Collected data:
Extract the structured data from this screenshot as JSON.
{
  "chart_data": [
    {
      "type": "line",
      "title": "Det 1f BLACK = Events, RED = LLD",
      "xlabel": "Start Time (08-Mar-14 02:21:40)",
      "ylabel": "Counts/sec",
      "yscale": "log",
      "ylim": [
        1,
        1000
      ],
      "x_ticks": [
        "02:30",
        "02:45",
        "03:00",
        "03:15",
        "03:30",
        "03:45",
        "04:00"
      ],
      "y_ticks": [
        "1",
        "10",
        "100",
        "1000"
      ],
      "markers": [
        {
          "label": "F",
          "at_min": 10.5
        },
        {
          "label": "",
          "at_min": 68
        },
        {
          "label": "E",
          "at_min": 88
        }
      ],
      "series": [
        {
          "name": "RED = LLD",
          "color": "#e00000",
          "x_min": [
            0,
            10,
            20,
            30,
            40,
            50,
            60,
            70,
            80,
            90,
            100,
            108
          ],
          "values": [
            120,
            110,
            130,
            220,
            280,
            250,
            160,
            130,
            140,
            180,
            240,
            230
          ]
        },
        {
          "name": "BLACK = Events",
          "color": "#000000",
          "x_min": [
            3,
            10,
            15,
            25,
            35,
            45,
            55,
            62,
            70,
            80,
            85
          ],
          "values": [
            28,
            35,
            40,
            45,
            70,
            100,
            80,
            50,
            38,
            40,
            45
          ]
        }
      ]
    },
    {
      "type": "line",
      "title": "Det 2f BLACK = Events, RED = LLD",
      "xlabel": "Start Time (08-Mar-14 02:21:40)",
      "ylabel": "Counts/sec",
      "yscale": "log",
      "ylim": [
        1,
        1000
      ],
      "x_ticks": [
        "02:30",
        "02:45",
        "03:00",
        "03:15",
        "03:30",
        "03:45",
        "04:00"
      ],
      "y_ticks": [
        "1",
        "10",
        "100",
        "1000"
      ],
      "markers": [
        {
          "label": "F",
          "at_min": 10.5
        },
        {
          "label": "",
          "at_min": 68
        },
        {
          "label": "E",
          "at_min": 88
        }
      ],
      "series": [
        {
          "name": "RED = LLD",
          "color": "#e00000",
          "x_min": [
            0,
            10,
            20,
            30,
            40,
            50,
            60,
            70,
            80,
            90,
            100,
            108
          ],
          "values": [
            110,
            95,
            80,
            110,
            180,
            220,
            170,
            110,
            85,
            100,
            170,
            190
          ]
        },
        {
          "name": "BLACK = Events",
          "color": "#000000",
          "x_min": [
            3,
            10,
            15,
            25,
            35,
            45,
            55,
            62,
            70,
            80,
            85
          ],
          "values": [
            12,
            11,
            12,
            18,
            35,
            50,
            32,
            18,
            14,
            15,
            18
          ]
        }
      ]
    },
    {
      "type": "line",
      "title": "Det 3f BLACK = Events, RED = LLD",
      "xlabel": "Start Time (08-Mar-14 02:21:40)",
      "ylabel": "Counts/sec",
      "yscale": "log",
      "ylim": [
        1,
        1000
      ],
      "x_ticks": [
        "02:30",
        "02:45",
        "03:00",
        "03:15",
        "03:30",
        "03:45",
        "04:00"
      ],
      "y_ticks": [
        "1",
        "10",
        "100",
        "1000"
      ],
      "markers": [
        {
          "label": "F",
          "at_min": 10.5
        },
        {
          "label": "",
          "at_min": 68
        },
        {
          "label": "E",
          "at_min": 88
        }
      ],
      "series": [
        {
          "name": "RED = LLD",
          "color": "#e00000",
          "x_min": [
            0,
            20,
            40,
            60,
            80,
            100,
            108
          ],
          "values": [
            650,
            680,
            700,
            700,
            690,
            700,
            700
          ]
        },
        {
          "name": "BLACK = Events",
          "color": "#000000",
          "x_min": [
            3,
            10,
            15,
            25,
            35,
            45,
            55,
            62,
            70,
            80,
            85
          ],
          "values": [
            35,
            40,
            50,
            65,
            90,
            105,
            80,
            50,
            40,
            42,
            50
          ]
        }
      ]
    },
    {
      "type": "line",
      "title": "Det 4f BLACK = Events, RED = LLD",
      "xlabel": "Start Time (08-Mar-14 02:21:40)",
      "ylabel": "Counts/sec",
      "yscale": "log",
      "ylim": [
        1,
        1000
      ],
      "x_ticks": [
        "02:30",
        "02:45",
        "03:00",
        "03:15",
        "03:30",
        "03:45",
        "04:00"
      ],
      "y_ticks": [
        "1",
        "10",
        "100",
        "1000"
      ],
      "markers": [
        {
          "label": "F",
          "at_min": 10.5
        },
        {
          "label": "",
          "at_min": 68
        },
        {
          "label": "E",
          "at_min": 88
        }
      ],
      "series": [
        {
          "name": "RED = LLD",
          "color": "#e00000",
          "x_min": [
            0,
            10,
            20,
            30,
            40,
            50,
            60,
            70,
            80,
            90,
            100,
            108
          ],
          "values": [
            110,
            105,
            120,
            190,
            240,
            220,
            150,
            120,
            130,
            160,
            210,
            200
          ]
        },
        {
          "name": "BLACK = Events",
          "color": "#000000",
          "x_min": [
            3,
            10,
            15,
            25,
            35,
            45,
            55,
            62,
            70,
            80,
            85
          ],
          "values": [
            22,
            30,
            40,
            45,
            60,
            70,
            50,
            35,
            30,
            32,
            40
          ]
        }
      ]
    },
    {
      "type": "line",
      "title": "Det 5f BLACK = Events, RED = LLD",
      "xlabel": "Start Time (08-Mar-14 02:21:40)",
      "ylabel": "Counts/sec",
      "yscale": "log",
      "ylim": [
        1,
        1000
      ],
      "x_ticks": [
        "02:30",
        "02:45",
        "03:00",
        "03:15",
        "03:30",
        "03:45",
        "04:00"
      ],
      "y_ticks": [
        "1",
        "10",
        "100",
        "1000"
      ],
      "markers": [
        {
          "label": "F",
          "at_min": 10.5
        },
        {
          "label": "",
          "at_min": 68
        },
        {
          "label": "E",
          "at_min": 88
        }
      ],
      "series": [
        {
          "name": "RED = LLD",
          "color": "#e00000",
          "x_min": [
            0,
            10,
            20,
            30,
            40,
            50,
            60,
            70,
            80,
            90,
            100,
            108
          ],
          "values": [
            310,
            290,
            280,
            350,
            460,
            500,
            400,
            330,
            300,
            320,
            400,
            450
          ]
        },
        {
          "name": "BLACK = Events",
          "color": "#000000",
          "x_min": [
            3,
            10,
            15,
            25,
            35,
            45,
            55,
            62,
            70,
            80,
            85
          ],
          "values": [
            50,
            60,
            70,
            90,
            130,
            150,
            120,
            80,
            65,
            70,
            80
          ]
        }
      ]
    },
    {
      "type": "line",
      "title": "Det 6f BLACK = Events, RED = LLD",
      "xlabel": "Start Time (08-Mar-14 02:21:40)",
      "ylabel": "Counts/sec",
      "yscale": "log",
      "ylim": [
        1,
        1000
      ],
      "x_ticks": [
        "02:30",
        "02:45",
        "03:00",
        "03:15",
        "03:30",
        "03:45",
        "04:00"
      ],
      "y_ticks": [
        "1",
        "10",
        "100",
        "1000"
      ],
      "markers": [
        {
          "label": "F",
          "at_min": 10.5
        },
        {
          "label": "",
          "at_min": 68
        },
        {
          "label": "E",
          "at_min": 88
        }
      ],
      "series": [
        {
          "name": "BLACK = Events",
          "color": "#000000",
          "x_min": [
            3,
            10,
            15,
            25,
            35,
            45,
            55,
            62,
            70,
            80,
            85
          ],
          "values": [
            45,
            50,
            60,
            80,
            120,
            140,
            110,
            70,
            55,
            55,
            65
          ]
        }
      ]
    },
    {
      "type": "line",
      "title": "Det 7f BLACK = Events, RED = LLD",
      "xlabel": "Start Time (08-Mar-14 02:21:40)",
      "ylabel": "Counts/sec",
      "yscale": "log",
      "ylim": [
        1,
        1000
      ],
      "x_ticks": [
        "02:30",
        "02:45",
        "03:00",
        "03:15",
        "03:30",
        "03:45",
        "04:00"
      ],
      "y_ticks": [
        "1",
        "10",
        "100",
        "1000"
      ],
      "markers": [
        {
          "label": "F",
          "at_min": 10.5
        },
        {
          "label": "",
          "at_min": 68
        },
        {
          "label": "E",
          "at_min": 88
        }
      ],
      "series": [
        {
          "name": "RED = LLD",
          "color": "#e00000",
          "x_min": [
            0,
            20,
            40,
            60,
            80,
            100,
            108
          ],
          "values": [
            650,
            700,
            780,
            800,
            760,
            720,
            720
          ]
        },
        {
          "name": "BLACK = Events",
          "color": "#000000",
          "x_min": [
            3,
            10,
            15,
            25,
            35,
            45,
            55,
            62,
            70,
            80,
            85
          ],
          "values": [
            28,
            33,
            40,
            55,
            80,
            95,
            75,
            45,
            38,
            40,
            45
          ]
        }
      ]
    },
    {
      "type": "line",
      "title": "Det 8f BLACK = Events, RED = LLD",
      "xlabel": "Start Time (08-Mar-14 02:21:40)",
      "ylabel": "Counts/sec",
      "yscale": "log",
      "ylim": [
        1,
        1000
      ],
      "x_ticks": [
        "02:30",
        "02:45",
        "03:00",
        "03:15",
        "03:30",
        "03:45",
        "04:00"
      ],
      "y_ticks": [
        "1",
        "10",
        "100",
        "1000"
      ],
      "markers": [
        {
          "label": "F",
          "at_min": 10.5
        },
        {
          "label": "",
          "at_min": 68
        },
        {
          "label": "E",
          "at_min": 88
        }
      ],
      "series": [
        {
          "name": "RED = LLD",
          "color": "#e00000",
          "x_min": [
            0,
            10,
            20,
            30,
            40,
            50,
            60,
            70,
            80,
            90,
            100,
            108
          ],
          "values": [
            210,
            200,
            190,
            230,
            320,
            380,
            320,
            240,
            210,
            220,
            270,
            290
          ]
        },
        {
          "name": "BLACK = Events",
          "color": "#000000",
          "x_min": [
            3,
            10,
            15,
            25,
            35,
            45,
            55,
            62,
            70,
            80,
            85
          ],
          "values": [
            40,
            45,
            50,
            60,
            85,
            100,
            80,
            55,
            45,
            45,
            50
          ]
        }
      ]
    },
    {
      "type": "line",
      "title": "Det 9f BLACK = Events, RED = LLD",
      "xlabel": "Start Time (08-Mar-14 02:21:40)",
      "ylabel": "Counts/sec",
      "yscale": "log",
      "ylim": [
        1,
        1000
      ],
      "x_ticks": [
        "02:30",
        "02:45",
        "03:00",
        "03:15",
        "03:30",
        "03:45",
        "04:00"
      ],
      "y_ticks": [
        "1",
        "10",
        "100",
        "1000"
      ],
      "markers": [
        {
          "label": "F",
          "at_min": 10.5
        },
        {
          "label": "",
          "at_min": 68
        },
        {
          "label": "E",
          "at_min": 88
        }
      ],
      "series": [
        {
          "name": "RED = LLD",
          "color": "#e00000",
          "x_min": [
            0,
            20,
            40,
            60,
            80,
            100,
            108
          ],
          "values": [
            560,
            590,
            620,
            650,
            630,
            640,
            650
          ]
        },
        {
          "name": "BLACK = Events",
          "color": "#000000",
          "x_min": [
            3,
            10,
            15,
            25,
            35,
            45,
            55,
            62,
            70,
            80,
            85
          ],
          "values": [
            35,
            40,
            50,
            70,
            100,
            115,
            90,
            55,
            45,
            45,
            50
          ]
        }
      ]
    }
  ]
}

> **Given instruction**
Report how many lines in the entries hold the string "title". Nothing but the number is wanted.

> **Task solution**
9